• DATA TO USE:

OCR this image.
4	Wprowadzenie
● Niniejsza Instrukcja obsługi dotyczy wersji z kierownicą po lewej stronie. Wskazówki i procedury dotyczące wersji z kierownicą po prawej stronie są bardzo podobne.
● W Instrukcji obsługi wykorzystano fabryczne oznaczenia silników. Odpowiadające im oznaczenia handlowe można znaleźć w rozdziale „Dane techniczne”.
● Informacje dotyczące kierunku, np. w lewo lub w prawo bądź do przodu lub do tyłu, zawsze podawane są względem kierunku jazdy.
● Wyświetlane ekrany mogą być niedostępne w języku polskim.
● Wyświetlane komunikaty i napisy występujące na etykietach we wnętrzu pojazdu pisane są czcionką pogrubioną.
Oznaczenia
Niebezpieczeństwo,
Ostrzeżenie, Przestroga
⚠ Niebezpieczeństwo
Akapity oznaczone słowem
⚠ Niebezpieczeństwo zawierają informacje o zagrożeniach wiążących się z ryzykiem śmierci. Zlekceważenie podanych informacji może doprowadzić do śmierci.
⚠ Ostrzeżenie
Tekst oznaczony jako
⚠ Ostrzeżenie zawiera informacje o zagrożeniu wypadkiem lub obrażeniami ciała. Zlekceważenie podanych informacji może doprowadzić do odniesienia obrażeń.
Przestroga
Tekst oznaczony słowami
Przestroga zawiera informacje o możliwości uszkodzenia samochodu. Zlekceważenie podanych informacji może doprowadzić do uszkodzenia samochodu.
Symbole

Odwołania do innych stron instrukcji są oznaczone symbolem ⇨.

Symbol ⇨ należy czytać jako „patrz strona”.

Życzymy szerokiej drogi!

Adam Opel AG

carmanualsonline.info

• WRITTEN EXERCISE: Return from the data every line that holds "Zlekceważenie".

• THE ANSWER:
⚠ Niebezpieczeństwo zawierają informacje o zagrożeniach wiążących się z ryzykiem śmierci. Zlekceważenie podanych informacji może doprowadzić do śmierci.
⚠ Ostrzeżenie zawiera informacje o zagrożeniu wypadkiem lub obrażeniami ciała. Zlekceważenie podanych informacji może doprowadzić do odniesienia obrażeń.
Przestroga zawiera informacje o możliwości uszkodzenia samochodu. Zlekceważenie podanych informacji może doprowadzić do uszkodzenia samochodu.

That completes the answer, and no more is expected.